begin SOURCE RECORDS

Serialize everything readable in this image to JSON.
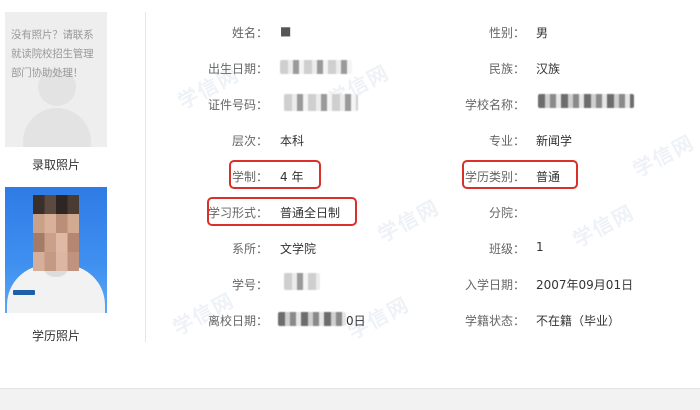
{
  "photos": {
    "no_photo_message": "没有照片？请联系就读院校招生管理部门协助处理！",
    "admission_label": "录取照片",
    "degree_label": "学历照片"
  },
  "fields": {
    "name": {
      "label": "姓名：",
      "value": "■"
    },
    "gender": {
      "label": "性别：",
      "value": "男"
    },
    "birth_date": {
      "label": "出生日期：",
      "value": ""
    },
    "ethnicity": {
      "label": "民族：",
      "value": "汉族"
    },
    "id_number": {
      "label": "证件号码：",
      "value": ""
    },
    "school_name": {
      "label": "学校名称：",
      "value": ""
    },
    "level": {
      "label": "层次：",
      "value": "本科"
    },
    "major": {
      "label": "专业：",
      "value": "新闻学"
    },
    "duration": {
      "label": "学制：",
      "value": "4 年"
    },
    "education_type": {
      "label": "学历类别：",
      "value": "普通"
    },
    "study_form": {
      "label": "学习形式：",
      "value": "普通全日制"
    },
    "branch": {
      "label": "分院：",
      "value": ""
    },
    "department": {
      "label": "系所：",
      "value": "文学院"
    },
    "class": {
      "label": "班级：",
      "value": "1"
    },
    "student_id": {
      "label": "学号：",
      "value": ""
    },
    "enrollment_date": {
      "label": "入学日期：",
      "value": "2007年09月01日"
    },
    "leave_date": {
      "label": "离校日期：",
      "value": "0日"
    },
    "status": {
      "label": "学籍状态：",
      "value": "不在籍（毕业）"
    }
  },
  "watermark_text": "学信网",
  "highlight_color": "#d9302a"
}
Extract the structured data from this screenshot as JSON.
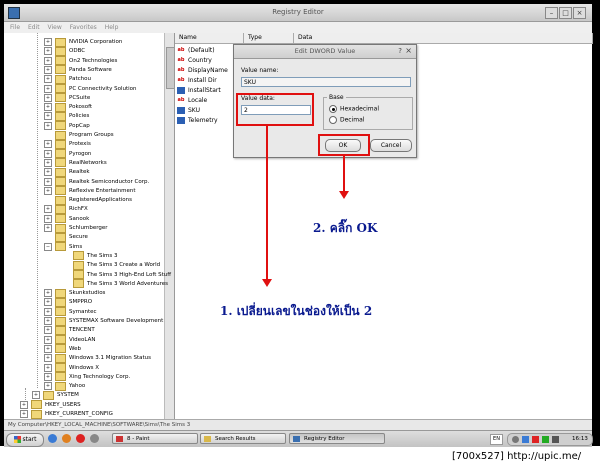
{
  "window": {
    "title": "Registry Editor",
    "menu": [
      "File",
      "Edit",
      "View",
      "Favorites",
      "Help"
    ],
    "controls": [
      "–",
      "□",
      "×"
    ]
  },
  "tree": [
    {
      "label": "NVIDIA Corporation",
      "exp": "+"
    },
    {
      "label": "ODBC",
      "exp": "+"
    },
    {
      "label": "On2 Technologies",
      "exp": "+"
    },
    {
      "label": "Panda Software",
      "exp": "+"
    },
    {
      "label": "Patchou",
      "exp": "+"
    },
    {
      "label": "PC Connectivity Solution",
      "exp": "+"
    },
    {
      "label": "PCSuite",
      "exp": "+"
    },
    {
      "label": "Pokosoft",
      "exp": "+"
    },
    {
      "label": "Policies",
      "exp": "+"
    },
    {
      "label": "PopCap",
      "exp": "+"
    },
    {
      "label": "Program Groups",
      "exp": ""
    },
    {
      "label": "Protexis",
      "exp": "+"
    },
    {
      "label": "Pyrogon",
      "exp": "+"
    },
    {
      "label": "RealNetworks",
      "exp": "+"
    },
    {
      "label": "Realtek",
      "exp": "+"
    },
    {
      "label": "Realtek Semiconductor Corp.",
      "exp": "+"
    },
    {
      "label": "Reflexive Entertainment",
      "exp": "+"
    },
    {
      "label": "RegisteredApplications",
      "exp": ""
    },
    {
      "label": "RichFX",
      "exp": "+"
    },
    {
      "label": "Sanook",
      "exp": "+"
    },
    {
      "label": "Schlumberger",
      "exp": "+"
    },
    {
      "label": "Secure",
      "exp": ""
    },
    {
      "label": "Sims",
      "exp": "−"
    },
    {
      "label": "The Sims 3",
      "exp": "",
      "indent": 1
    },
    {
      "label": "The Sims 3 Create a World",
      "exp": "",
      "indent": 1
    },
    {
      "label": "The Sims 3 High-End Loft Stuff",
      "exp": "",
      "indent": 1
    },
    {
      "label": "The Sims 3 World Adventures",
      "exp": "",
      "indent": 1
    },
    {
      "label": "Skunkstudios",
      "exp": "+"
    },
    {
      "label": "SMPPRO",
      "exp": "+"
    },
    {
      "label": "Symantec",
      "exp": "+"
    },
    {
      "label": "SYSTEMAX Software Development",
      "exp": "+"
    },
    {
      "label": "TENCENT",
      "exp": "+"
    },
    {
      "label": "VideoLAN",
      "exp": "+"
    },
    {
      "label": "Web",
      "exp": "+"
    },
    {
      "label": "Windows 3.1 Migration Status",
      "exp": "+"
    },
    {
      "label": "Windows X",
      "exp": "+"
    },
    {
      "label": "Xing Technology Corp.",
      "exp": "+"
    },
    {
      "label": "Yahoo",
      "exp": "+"
    },
    {
      "label": "SYSTEM",
      "exp": "+",
      "indent": -1
    },
    {
      "label": "HKEY_USERS",
      "exp": "+",
      "indent": -2
    },
    {
      "label": "HKEY_CURRENT_CONFIG",
      "exp": "+",
      "indent": -2
    }
  ],
  "columns": [
    "Name",
    "Type",
    "Data"
  ],
  "values": [
    {
      "name": "(Default)",
      "kind": "ab"
    },
    {
      "name": "Country",
      "kind": "ab"
    },
    {
      "name": "DisplayName",
      "kind": "ab"
    },
    {
      "name": "Install Dir",
      "kind": "ab"
    },
    {
      "name": "InstallStart",
      "kind": "bin"
    },
    {
      "name": "Locale",
      "kind": "ab"
    },
    {
      "name": "SKU",
      "kind": "bin"
    },
    {
      "name": "Telemetry",
      "kind": "bin"
    }
  ],
  "status_path": "My Computer\\HKEY_LOCAL_MACHINE\\SOFTWARE\\Sims\\The Sims 3",
  "dialog": {
    "title": "Edit DWORD Value",
    "help": "?",
    "close": "×",
    "value_name_label": "Value name:",
    "value_name": "SKU",
    "value_data_label": "Value data:",
    "value_data": "2",
    "base_label": "Base",
    "hex_label": "Hexadecimal",
    "dec_label": "Decimal",
    "ok_label": "OK",
    "cancel_label": "Cancel"
  },
  "annotations": {
    "step1": "1. เปลี่ยนเลขในช่องให้เป็น 2",
    "step2": "2. คลิ๊ก OK",
    "color": "#e01010",
    "text_color": "#0a1a8f"
  },
  "taskbar": {
    "start": "start",
    "tasks": [
      "8 - Paint",
      "Search Results",
      "Registry Editor"
    ],
    "lang": "EN",
    "clock": "16:13"
  },
  "watermark": "[700x527] http://upic.me/"
}
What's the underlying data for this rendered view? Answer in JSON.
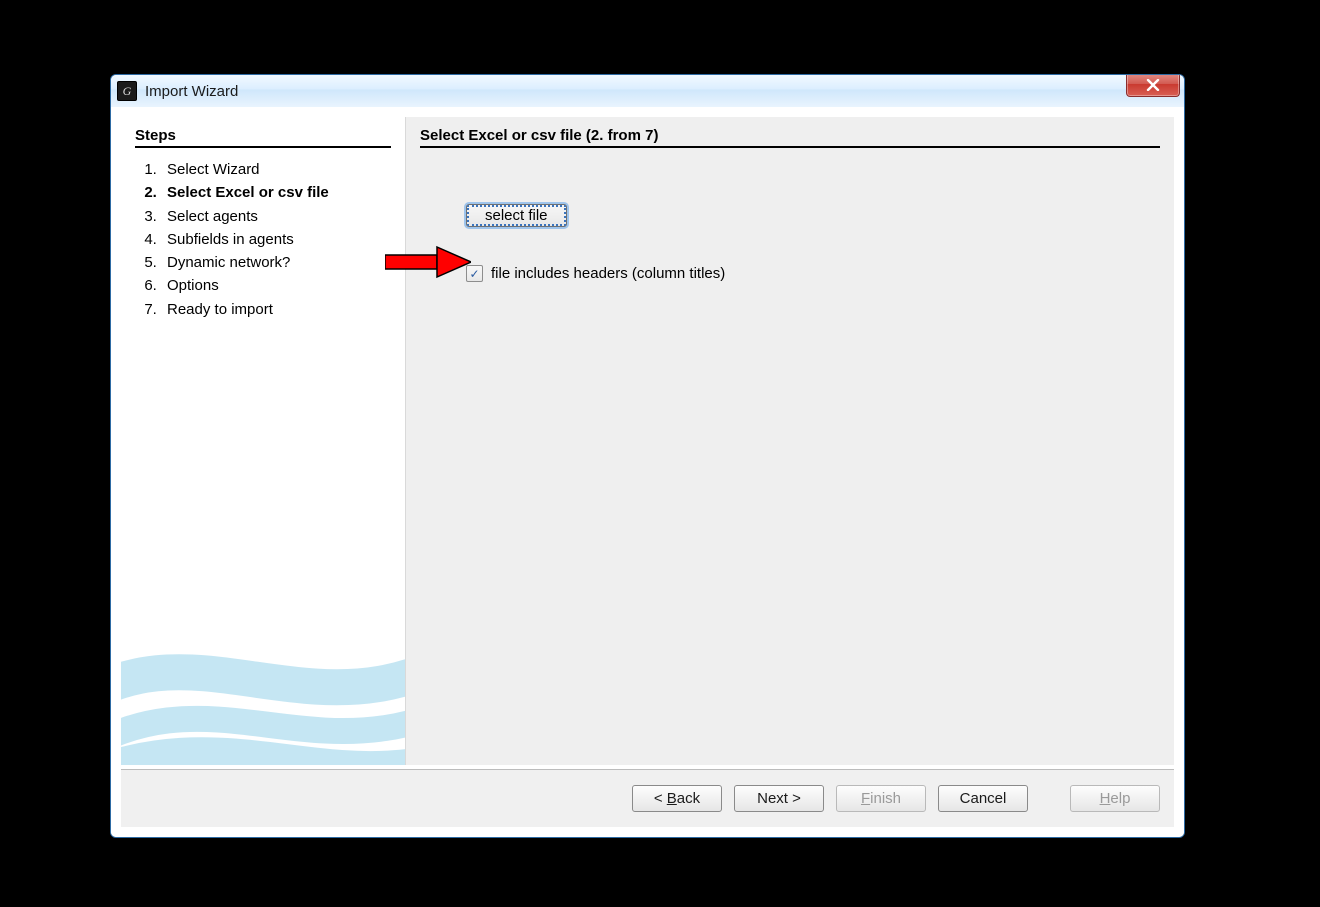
{
  "window": {
    "title": "Import Wizard",
    "close_glyph": "✕"
  },
  "sidebar": {
    "heading": "Steps",
    "current_index": 1,
    "items": [
      "Select Wizard",
      "Select Excel or csv file",
      "Select agents",
      "Subfields in agents",
      "Dynamic network?",
      "Options",
      "Ready to import"
    ]
  },
  "content": {
    "heading": "Select Excel or csv file (2. from 7)",
    "select_file_label": "select file",
    "headers_checkbox_label": "file includes headers (column titles)",
    "headers_checkbox_checked": true
  },
  "buttons": {
    "back": "< Back",
    "next": "Next >",
    "finish": "Finish",
    "cancel": "Cancel",
    "help": "Help",
    "finish_enabled": false,
    "help_enabled": false
  },
  "annotation": {
    "description": "red arrow pointing at headers checkbox"
  }
}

end SOURCE RECORDS

◆ **WHAT TO PRODUCE**:
Determine how many lines of the material include the string "Registry". Output only that count.

◆ **OUTPUT OF THE TASK**:
2